» **What to do**
In the records below, pick out all lines containing the word "name".

» **Records**
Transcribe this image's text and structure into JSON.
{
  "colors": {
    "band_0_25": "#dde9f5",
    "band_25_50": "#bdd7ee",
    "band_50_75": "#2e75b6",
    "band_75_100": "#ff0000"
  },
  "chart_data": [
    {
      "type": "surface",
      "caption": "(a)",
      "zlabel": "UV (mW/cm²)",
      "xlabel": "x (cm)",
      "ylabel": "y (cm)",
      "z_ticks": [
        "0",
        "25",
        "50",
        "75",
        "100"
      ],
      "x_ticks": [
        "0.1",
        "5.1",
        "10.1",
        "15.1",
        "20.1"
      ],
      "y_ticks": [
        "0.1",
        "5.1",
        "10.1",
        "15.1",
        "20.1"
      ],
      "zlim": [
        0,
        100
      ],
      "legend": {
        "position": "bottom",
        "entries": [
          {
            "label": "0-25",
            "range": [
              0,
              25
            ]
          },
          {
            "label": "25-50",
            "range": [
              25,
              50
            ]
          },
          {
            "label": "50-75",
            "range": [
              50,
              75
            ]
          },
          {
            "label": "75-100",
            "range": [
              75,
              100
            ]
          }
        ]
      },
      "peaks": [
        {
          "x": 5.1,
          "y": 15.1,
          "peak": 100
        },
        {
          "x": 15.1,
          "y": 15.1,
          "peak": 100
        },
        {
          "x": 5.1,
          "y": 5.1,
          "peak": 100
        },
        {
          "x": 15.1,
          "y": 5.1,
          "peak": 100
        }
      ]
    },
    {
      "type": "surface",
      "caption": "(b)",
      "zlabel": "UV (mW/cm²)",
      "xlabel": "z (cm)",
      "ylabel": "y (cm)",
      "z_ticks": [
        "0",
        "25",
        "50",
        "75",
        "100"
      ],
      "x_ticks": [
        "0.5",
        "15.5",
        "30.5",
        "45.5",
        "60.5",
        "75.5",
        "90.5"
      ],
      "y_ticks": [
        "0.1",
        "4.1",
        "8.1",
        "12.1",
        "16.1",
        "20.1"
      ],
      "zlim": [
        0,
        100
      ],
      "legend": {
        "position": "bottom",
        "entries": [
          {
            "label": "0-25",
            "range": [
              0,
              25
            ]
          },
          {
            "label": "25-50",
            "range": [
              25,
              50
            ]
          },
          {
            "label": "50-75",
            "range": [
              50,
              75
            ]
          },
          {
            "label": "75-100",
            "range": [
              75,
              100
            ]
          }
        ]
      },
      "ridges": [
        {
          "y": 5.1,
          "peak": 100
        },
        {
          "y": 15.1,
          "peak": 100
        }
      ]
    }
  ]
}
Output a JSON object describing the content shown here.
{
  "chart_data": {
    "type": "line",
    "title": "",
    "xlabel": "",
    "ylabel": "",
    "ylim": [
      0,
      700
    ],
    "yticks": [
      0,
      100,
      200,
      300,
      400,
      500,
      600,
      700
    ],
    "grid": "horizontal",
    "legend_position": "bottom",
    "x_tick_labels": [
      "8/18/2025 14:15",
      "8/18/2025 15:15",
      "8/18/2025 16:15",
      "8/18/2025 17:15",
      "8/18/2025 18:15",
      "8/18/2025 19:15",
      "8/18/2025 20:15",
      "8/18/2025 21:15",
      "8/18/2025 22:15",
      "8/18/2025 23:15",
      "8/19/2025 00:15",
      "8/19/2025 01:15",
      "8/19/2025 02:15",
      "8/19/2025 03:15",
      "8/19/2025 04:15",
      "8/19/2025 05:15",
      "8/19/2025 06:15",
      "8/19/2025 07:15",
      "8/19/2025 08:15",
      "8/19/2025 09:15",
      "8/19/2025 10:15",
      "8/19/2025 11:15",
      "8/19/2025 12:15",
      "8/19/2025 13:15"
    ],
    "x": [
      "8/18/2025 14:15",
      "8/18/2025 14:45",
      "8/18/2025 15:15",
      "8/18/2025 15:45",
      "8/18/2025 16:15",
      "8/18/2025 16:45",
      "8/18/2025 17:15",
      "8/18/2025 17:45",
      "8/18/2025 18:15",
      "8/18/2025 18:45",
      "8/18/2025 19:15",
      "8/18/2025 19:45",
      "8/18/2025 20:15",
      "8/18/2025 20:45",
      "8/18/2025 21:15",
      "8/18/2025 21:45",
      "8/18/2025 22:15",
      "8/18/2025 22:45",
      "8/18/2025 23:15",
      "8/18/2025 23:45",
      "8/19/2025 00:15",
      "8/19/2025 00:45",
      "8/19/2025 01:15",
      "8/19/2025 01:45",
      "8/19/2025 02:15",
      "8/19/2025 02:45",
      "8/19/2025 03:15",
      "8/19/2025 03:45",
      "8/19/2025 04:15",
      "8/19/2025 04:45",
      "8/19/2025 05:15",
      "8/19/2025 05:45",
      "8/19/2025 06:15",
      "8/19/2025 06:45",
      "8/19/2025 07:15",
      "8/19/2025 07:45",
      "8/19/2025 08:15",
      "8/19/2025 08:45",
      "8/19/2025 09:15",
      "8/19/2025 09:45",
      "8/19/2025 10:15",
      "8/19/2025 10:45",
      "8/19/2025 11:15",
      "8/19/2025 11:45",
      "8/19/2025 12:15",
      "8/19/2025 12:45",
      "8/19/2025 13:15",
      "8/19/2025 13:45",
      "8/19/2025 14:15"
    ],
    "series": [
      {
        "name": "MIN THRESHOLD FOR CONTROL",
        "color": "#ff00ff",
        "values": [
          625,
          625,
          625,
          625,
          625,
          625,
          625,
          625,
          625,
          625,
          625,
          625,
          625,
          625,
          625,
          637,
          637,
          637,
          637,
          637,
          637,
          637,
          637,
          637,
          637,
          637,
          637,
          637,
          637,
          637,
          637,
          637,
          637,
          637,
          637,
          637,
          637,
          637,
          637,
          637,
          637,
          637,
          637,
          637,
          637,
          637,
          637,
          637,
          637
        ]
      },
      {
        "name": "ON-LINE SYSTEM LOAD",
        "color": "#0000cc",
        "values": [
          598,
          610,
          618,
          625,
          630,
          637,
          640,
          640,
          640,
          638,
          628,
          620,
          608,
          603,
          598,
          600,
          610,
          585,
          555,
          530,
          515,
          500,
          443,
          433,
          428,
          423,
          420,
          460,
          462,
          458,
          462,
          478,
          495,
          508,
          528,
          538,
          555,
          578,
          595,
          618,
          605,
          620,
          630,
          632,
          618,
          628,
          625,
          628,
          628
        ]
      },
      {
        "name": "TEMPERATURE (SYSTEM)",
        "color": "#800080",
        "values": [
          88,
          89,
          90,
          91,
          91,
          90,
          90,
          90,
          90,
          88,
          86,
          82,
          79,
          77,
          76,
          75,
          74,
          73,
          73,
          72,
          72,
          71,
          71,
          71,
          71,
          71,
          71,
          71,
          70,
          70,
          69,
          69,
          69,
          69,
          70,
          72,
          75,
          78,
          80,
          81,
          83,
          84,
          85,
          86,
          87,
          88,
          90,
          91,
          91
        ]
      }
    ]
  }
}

» **Written response**
        "name": "MIN THRESHOLD FOR CONTROL",
        "name": "ON-LINE SYSTEM LOAD",
        "name": "TEMPERATURE (SYSTEM)",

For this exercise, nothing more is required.